Objective: An exact copy of every record is needed.

The records:
━━━━
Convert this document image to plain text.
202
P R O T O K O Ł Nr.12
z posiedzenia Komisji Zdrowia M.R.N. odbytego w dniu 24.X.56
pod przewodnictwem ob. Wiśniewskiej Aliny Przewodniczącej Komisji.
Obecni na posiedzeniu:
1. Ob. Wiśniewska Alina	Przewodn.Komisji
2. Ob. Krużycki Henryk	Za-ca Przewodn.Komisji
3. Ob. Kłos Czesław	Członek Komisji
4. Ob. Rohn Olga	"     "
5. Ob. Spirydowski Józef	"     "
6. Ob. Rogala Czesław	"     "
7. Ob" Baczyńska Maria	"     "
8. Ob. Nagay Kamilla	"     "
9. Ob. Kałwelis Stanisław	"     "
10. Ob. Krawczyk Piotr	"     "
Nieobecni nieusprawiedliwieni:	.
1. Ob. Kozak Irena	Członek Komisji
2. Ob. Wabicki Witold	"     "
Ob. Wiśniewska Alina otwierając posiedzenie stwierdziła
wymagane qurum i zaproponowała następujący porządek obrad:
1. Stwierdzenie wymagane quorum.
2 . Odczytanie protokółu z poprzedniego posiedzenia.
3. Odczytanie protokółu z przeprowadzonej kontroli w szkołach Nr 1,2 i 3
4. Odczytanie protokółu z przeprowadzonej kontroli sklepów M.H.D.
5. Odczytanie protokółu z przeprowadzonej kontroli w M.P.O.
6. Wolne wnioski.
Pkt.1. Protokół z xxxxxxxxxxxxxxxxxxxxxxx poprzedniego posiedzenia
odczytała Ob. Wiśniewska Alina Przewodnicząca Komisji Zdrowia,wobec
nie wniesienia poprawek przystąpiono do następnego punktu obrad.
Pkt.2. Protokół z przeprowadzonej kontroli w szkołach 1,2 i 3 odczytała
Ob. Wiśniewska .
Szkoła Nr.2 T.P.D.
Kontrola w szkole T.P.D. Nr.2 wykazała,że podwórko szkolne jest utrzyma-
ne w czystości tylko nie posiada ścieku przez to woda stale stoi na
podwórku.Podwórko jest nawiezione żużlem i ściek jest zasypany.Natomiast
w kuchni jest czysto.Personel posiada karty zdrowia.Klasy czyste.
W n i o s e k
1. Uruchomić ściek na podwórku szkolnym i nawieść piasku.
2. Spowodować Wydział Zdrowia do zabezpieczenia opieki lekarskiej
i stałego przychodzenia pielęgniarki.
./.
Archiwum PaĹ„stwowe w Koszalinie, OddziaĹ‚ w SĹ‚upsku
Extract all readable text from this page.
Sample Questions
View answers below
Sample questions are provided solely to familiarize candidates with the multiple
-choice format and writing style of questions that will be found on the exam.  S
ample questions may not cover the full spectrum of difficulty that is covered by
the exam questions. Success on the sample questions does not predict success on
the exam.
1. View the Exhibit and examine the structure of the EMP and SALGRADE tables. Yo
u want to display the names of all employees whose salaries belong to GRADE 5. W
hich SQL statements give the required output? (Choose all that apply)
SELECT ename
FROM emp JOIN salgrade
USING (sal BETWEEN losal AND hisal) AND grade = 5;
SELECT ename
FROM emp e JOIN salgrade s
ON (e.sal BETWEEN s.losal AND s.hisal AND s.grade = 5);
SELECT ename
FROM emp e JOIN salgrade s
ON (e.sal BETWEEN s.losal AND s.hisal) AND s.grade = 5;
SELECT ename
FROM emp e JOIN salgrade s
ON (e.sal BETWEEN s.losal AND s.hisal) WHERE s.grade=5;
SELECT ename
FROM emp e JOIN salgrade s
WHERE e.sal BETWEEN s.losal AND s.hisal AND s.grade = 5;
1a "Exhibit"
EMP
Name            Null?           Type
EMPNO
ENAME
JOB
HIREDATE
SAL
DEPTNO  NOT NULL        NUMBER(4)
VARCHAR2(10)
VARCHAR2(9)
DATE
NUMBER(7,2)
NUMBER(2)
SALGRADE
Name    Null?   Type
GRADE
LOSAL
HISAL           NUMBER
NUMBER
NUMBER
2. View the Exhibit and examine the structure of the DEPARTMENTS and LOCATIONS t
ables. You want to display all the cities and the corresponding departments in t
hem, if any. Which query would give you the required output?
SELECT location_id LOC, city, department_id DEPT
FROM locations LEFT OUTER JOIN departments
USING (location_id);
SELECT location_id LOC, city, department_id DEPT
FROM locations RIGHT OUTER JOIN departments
━━━━
Response to the exercise:
Convert this document image to plain text.
202
P R O T O K O Ł Nr.12
z posiedzenia Komisji Zdrowia M.R.N. odbytego w dniu 24.X.56
pod przewodnictwem ob. Wiśniewskiej Aliny Przewodniczącej Komisji.
Obecni na posiedzeniu:
1. Ob. Wiśniewska Alina	Przewodn.Komisji
2. Ob. Krużycki Henryk	Za-ca Przewodn.Komisji
3. Ob. Kłos Czesław	Członek Komisji
4. Ob. Rohn Olga	"     "
5. Ob. Spirydowski Józef	"     "
6. Ob. Rogala Czesław	"     "
7. Ob" Baczyńska Maria	"     "
8. Ob. Nagay Kamilla	"     "
9. Ob. Kałwelis Stanisław	"     "
10. Ob. Krawczyk Piotr	"     "
Nieobecni nieusprawiedliwieni:	.
1. Ob. Kozak Irena	Członek Komisji
2. Ob. Wabicki Witold	"     "
Ob. Wiśniewska Alina otwierając posiedzenie stwierdziła
wymagane qurum i zaproponowała następujący porządek obrad:
1. Stwierdzenie wymagane quorum.
2 . Odczytanie protokółu z poprzedniego posiedzenia.
3. Odczytanie protokółu z przeprowadzonej kontroli w szkołach Nr 1,2 i 3
4. Odczytanie protokółu z przeprowadzonej kontroli sklepów M.H.D.
5. Odczytanie protokółu z przeprowadzonej kontroli w M.P.O.
6. Wolne wnioski.
Pkt.1. Protokół z xxxxxxxxxxxxxxxxxxxxxxx poprzedniego posiedzenia
odczytała Ob. Wiśniewska Alina Przewodnicząca Komisji Zdrowia,wobec
nie wniesienia poprawek przystąpiono do następnego punktu obrad.
Pkt.2. Protokół z przeprowadzonej kontroli w szkołach 1,2 i 3 odczytała
Ob. Wiśniewska .
Szkoła Nr.2 T.P.D.
Kontrola w szkole T.P.D. Nr.2 wykazała,że podwórko szkolne jest utrzyma-
ne w czystości tylko nie posiada ścieku przez to woda stale stoi na
podwórku.Podwórko jest nawiezione żużlem i ściek jest zasypany.Natomiast
w kuchni jest czysto.Personel posiada karty zdrowia.Klasy czyste.
W n i o s e k
1. Uruchomić ściek na podwórku szkolnym i nawieść piasku.
2. Spowodować Wydział Zdrowia do zabezpieczenia opieki lekarskiej
i stałego przychodzenia pielęgniarki.
./.
Archiwum PaĹ„stwowe w Koszalinie, OddziaĹ‚ w SĹ‚upsku
Extract all readable text from this page.
Sample Questions
View answers below
Sample questions are provided solely to familiarize candidates with the multiple
-choice format and writing style of questions that will be found on the exam.  S
ample questions may not cover the full spectrum of difficulty that is covered by
the exam questions. Success on the sample questions does not predict success on
the exam.
1. View the Exhibit and examine the structure of the EMP and SALGRADE tables. Yo
u want to display the names of all employees whose salaries belong to GRADE 5. W
hich SQL statements give the required output? (Choose all that apply)
SELECT ename
FROM emp JOIN salgrade
USING (sal BETWEEN losal AND hisal) AND grade = 5;
SELECT ename
FROM emp e JOIN salgrade s
ON (e.sal BETWEEN s.losal AND s.hisal AND s.grade = 5);
SELECT ename
FROM emp e JOIN salgrade s
ON (e.sal BETWEEN s.losal AND s.hisal) AND s.grade = 5;
SELECT ename
FROM emp e JOIN salgrade s
ON (e.sal BETWEEN s.losal AND s.hisal) WHERE s.grade=5;
SELECT ename
FROM emp e JOIN salgrade s
WHERE e.sal BETWEEN s.losal AND s.hisal AND s.grade = 5;
1a "Exhibit"
EMP
Name            Null?           Type
EMPNO
ENAME
JOB
HIREDATE
SAL
DEPTNO  NOT NULL        NUMBER(4)
VARCHAR2(10)
VARCHAR2(9)
DATE
NUMBER(7,2)
NUMBER(2)
SALGRADE
Name    Null?   Type
GRADE
LOSAL
HISAL           NUMBER
NUMBER
NUMBER
2. View the Exhibit and examine the structure of the DEPARTMENTS and LOCATIONS t
ables. You want to display all the cities and the corresponding departments in t
hem, if any. Which query would give you the required output?
SELECT location_id LOC, city, department_id DEPT
FROM locations LEFT OUTER JOIN departments
USING (location_id);
SELECT location_id LOC, city, department_id DEPT
FROM locations RIGHT OUTER JOIN departments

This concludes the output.